* START Raw records *
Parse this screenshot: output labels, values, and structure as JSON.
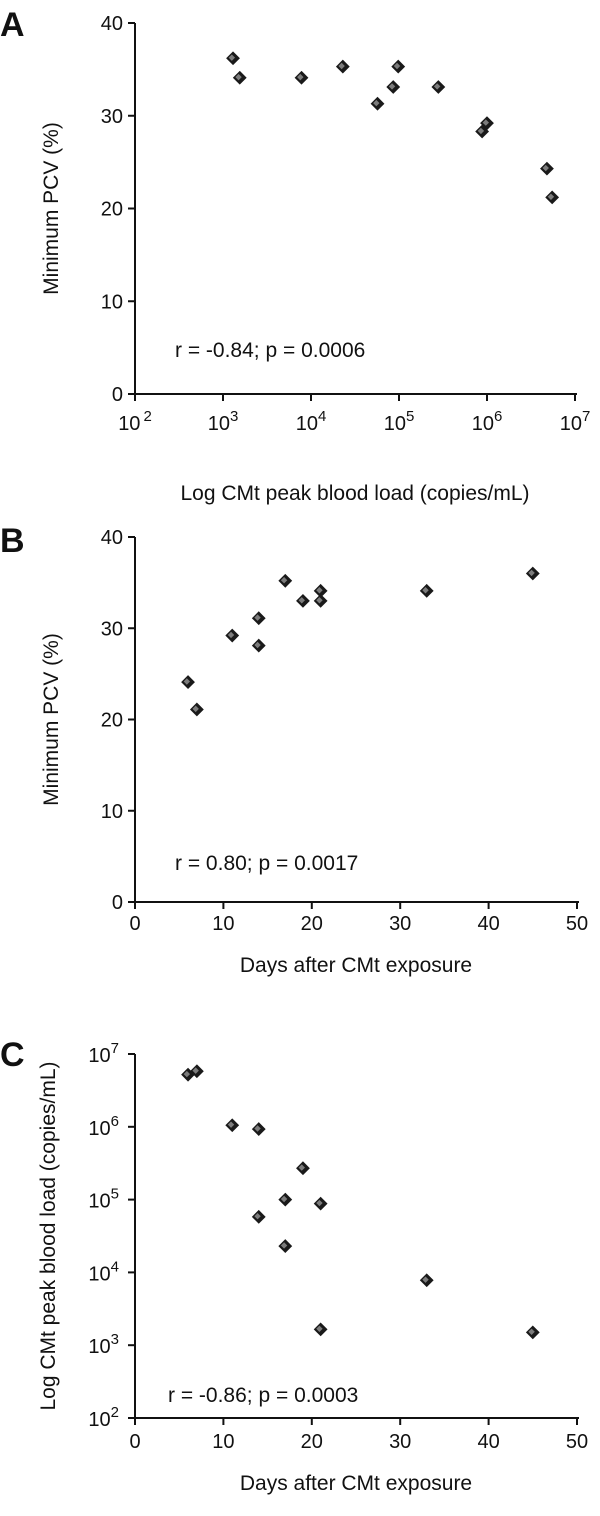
{
  "chart_data": [
    {
      "panel": "A",
      "type": "scatter",
      "xlabel": "Log CMt peak blood load (copies/mL)",
      "ylabel": "Minimum  PCV (%)",
      "annotation": "r = -0.84; p = 0.0006",
      "x_scale": "log",
      "xlim": [
        100,
        10000000
      ],
      "ylim": [
        0,
        40
      ],
      "x_tick_values": [
        100,
        1000,
        10000,
        100000,
        1000000,
        10000000
      ],
      "x_tick_mantissa": "10",
      "x_tick_exponents": [
        "2",
        "3",
        "4",
        "5",
        "6",
        "7"
      ],
      "y_tick_values": [
        0,
        10,
        20,
        30,
        40
      ],
      "y_tick_labels": [
        "0",
        "10",
        "20",
        "30",
        "40"
      ],
      "grid": false,
      "points": [
        {
          "x": 1300,
          "y": 36.2
        },
        {
          "x": 1550,
          "y": 34.1
        },
        {
          "x": 7800,
          "y": 34.1
        },
        {
          "x": 23000,
          "y": 35.3
        },
        {
          "x": 57000,
          "y": 31.3
        },
        {
          "x": 86000,
          "y": 33.1
        },
        {
          "x": 98000,
          "y": 35.3
        },
        {
          "x": 280000,
          "y": 33.1
        },
        {
          "x": 880000,
          "y": 28.3
        },
        {
          "x": 1000000,
          "y": 29.2
        },
        {
          "x": 4800000,
          "y": 24.3
        },
        {
          "x": 5500000,
          "y": 21.2
        }
      ]
    },
    {
      "panel": "B",
      "type": "scatter",
      "xlabel": "Days after CMt exposure",
      "ylabel": "Minimum PCV (%)",
      "annotation": "r = 0.80; p = 0.0017",
      "x_scale": "linear",
      "xlim": [
        0,
        50
      ],
      "ylim": [
        0,
        40
      ],
      "x_tick_values": [
        0,
        10,
        20,
        30,
        40,
        50
      ],
      "x_tick_labels": [
        "0",
        "10",
        "20",
        "30",
        "40",
        "50"
      ],
      "y_tick_values": [
        0,
        10,
        20,
        30,
        40
      ],
      "y_tick_labels": [
        "0",
        "10",
        "20",
        "30",
        "40"
      ],
      "grid": false,
      "points": [
        {
          "x": 6,
          "y": 24.1
        },
        {
          "x": 7,
          "y": 21.1
        },
        {
          "x": 11,
          "y": 29.2
        },
        {
          "x": 14,
          "y": 31.1
        },
        {
          "x": 14,
          "y": 28.1
        },
        {
          "x": 17,
          "y": 35.2
        },
        {
          "x": 19,
          "y": 33.0
        },
        {
          "x": 21,
          "y": 34.1
        },
        {
          "x": 21,
          "y": 33.0
        },
        {
          "x": 33,
          "y": 34.1
        },
        {
          "x": 45,
          "y": 36.0
        }
      ]
    },
    {
      "panel": "C",
      "type": "scatter",
      "xlabel": "Days after CMt exposure",
      "ylabel": "Log CMt peak blood load (copies/mL)",
      "annotation": "r = -0.86; p = 0.0003",
      "x_scale": "linear",
      "y_scale": "log",
      "xlim": [
        0,
        50
      ],
      "ylim": [
        100,
        10000000
      ],
      "x_tick_values": [
        0,
        10,
        20,
        30,
        40,
        50
      ],
      "x_tick_labels": [
        "0",
        "10",
        "20",
        "30",
        "40",
        "50"
      ],
      "y_tick_values": [
        100,
        1000,
        10000,
        100000,
        1000000,
        10000000
      ],
      "y_tick_mantissa": "10",
      "y_tick_exponents": [
        "2",
        "3",
        "4",
        "5",
        "6",
        "7"
      ],
      "grid": false,
      "points": [
        {
          "x": 6,
          "y": 5200000
        },
        {
          "x": 7,
          "y": 5800000
        },
        {
          "x": 11,
          "y": 1050000
        },
        {
          "x": 14,
          "y": 930000
        },
        {
          "x": 14,
          "y": 58000
        },
        {
          "x": 17,
          "y": 100000
        },
        {
          "x": 17,
          "y": 23000
        },
        {
          "x": 19,
          "y": 270000
        },
        {
          "x": 21,
          "y": 88000
        },
        {
          "x": 21,
          "y": 1650
        },
        {
          "x": 33,
          "y": 7800
        },
        {
          "x": 45,
          "y": 1500
        }
      ]
    }
  ]
}
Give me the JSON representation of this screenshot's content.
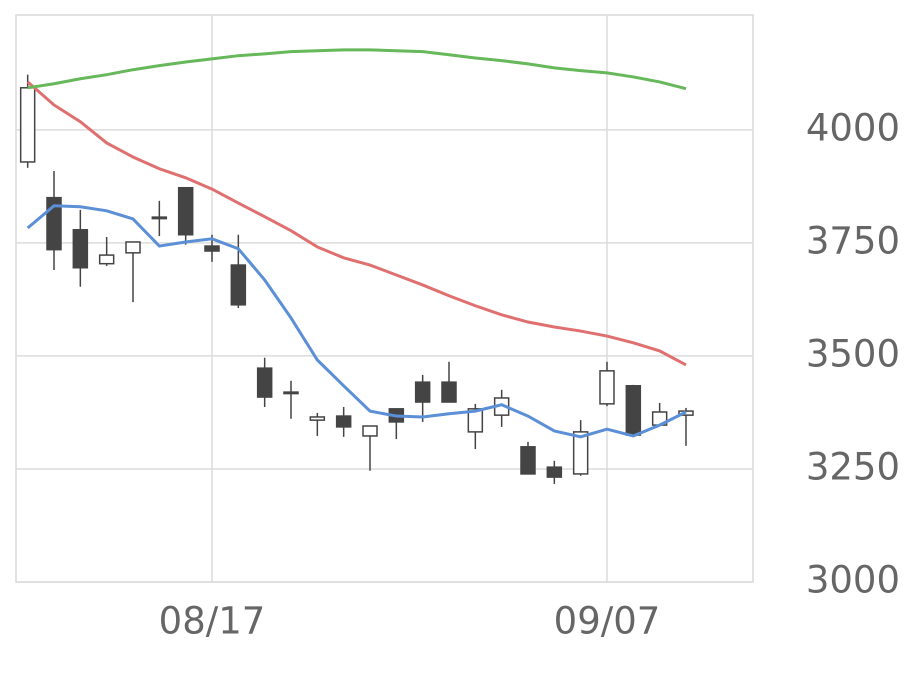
{
  "chart_data": {
    "type": "candlestick",
    "categories": [
      null,
      null,
      null,
      null,
      null,
      null,
      null,
      "08/17",
      null,
      null,
      null,
      null,
      null,
      null,
      null,
      null,
      null,
      null,
      null,
      null,
      null,
      null,
      "09/07",
      null,
      null,
      null
    ],
    "open": [
      3929,
      3850,
      3779,
      3704,
      3728,
      3805,
      3872,
      3743,
      3701,
      3473,
      3420,
      3358,
      3367,
      3323,
      3383,
      3442,
      3442,
      3332,
      3369,
      3299,
      3254,
      3239,
      3394,
      3434,
      3347,
      3369
    ],
    "high": [
      4122,
      3909,
      3823,
      3763,
      3752,
      3843,
      3872,
      3768,
      3768,
      3496,
      3445,
      3374,
      3387,
      3345,
      3383,
      3458,
      3487,
      3394,
      3425,
      3310,
      3268,
      3358,
      3487,
      3436,
      3396,
      3385
    ],
    "low": [
      3916,
      3690,
      3653,
      3699,
      3619,
      3765,
      3746,
      3708,
      3606,
      3387,
      3361,
      3323,
      3321,
      3246,
      3316,
      3354,
      3398,
      3294,
      3343,
      3239,
      3217,
      3235,
      3389,
      3325,
      3347,
      3301
    ],
    "close": [
      4093,
      3735,
      3695,
      3723,
      3752,
      3807,
      3768,
      3732,
      3613,
      3409,
      3418,
      3365,
      3343,
      3345,
      3354,
      3398,
      3398,
      3383,
      3407,
      3239,
      3232,
      3332,
      3467,
      3325,
      3376,
      3378
    ],
    "up_color": "#ffffff",
    "down_color": "#444444",
    "series": [
      {
        "color": "#5b8fd6",
        "values": [
          3783,
          3832,
          3830,
          3821,
          3803,
          3743,
          3752,
          3759,
          3737,
          3668,
          3584,
          3491,
          3434,
          3378,
          3367,
          3365,
          3372,
          3378,
          3392,
          3367,
          3334,
          3321,
          3338,
          3323,
          3347,
          3376
        ]
      },
      {
        "color": "#e07070",
        "values": [
          4106,
          4055,
          4018,
          3971,
          3940,
          3914,
          3894,
          3869,
          3838,
          3808,
          3777,
          3741,
          3717,
          3701,
          3679,
          3657,
          3633,
          3611,
          3591,
          3575,
          3564,
          3555,
          3544,
          3529,
          3511,
          3480
        ]
      },
      {
        "color": "#66b85a",
        "values": [
          4093,
          4102,
          4113,
          4122,
          4133,
          4142,
          4150,
          4157,
          4164,
          4168,
          4173,
          4175,
          4177,
          4177,
          4175,
          4173,
          4166,
          4159,
          4153,
          4146,
          4137,
          4131,
          4126,
          4117,
          4106,
          4091
        ]
      }
    ],
    "ylim": [
      3000,
      4254
    ],
    "yticks": [
      3000,
      3250,
      3500,
      3750,
      4000
    ],
    "grid": true
  }
}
* END Raw records *
* **The request**
From the listing above, copy every line that holds the string "annotation".

* **Correct result**
      "annotation": "r = -0.84; p = 0.0006",
      "annotation": "r = 0.80; p = 0.0017",
      "annotation": "r = -0.86; p = 0.0003",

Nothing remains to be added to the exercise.